%%

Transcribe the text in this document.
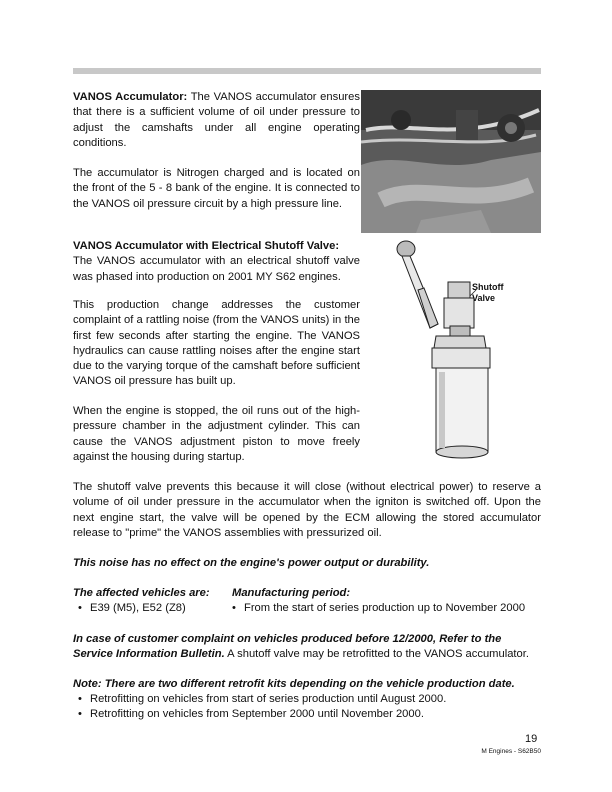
VANOS Accumulator: The VANOS accumulator ensures that there is a sufficient volume of oil under pressure to adjust the camshafts under all engine operating conditions.
The accumulator is Nitrogen charged and is located on the front of the 5 - 8 bank of the engine. It is connected to the VANOS oil pressure circuit by a high pressure line.
VANOS Accumulator with Electrical Shutoff Valve:
The VANOS accumulator with an electrical shutoff valve was phased into production on 2001 MY S62 engines.
This production change addresses the customer complaint of a rattling noise (from the VANOS units) in the first few seconds after starting the engine. The VANOS hydraulics can cause rattling noises after the engine start due to the varying torque of the camshaft before sufficient VANOS oil pressure has built up.
When the engine is stopped, the oil runs out of the high-pressure chamber in the adjustment cylinder. This can cause the VANOS adjustment piston to move freely against the housing during startup.
Shutoff
Valve
The shutoff valve prevents this because it will close (without electrical power) to reserve a volume of oil under pressure in the accumulator when the igniton is switched off. Upon the next engine start, the valve will be opened by the ECM allowing the stored accumulator release to "prime" the VANOS assemblies with pressurized oil.
This noise has no effect on the engine's power output or durability.
The affected vehicles are: Manufacturing period:
• E39 (M5), E52 (Z8)	• From the start of series production up to November 2000
In case of customer complaint on vehicles produced before 12/2000, Refer to the Service Information Bulletin. A shutoff valve may be retrofitted to the VANOS accumulator.
Note: There are two different retrofit kits depending on the vehicle production date.
• Retrofitting on vehicles from start of series production until August 2000.
• Retrofitting on vehicles from September 2000 until November 2000.
19
M Engines - S62B50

%%

Task to complete:
Will you restate every entry word for word and omit the images?

Solution below:
Transcribe the text in this document.
VANOS Accumulator: The VANOS accumulator ensures that there is a sufficient volume of oil under pressure to adjust the camshafts under all engine operating conditions.
The accumulator is Nitrogen charged and is located on the front of the 5 - 8 bank of the engine. It is connected to the VANOS oil pressure circuit by a high pressure line.
VANOS Accumulator with Electrical Shutoff Valve:
The VANOS accumulator with an electrical shutoff valve was phased into production on 2001 MY S62 engines.
This production change addresses the customer complaint of a rattling noise (from the VANOS units) in the first few seconds after starting the engine. The VANOS hydraulics can cause rattling noises after the engine start due to the varying torque of the camshaft before sufficient VANOS oil pressure has built up.
When the engine is stopped, the oil runs out of the high-pressure chamber in the adjustment cylinder. This can cause the VANOS adjustment piston to move freely against the housing during startup.
Shutoff
Valve
The shutoff valve prevents this because it will close (without electrical power) to reserve a volume of oil under pressure in the accumulator when the igniton is switched off. Upon the next engine start, the valve will be opened by the ECM allowing the stored accumulator release to "prime" the VANOS assemblies with pressurized oil.
This noise has no effect on the engine's power output or durability.
The affected vehicles are: Manufacturing period:
• E39 (M5), E52 (Z8)	• From the start of series production up to November 2000
In case of customer complaint on vehicles produced before 12/2000, Refer to the Service Information Bulletin. A shutoff valve may be retrofitted to the VANOS accumulator.
Note: There are two different retrofit kits depending on the vehicle production date.
• Retrofitting on vehicles from start of series production until August 2000.
• Retrofitting on vehicles from September 2000 until November 2000.
19
M Engines - S62B50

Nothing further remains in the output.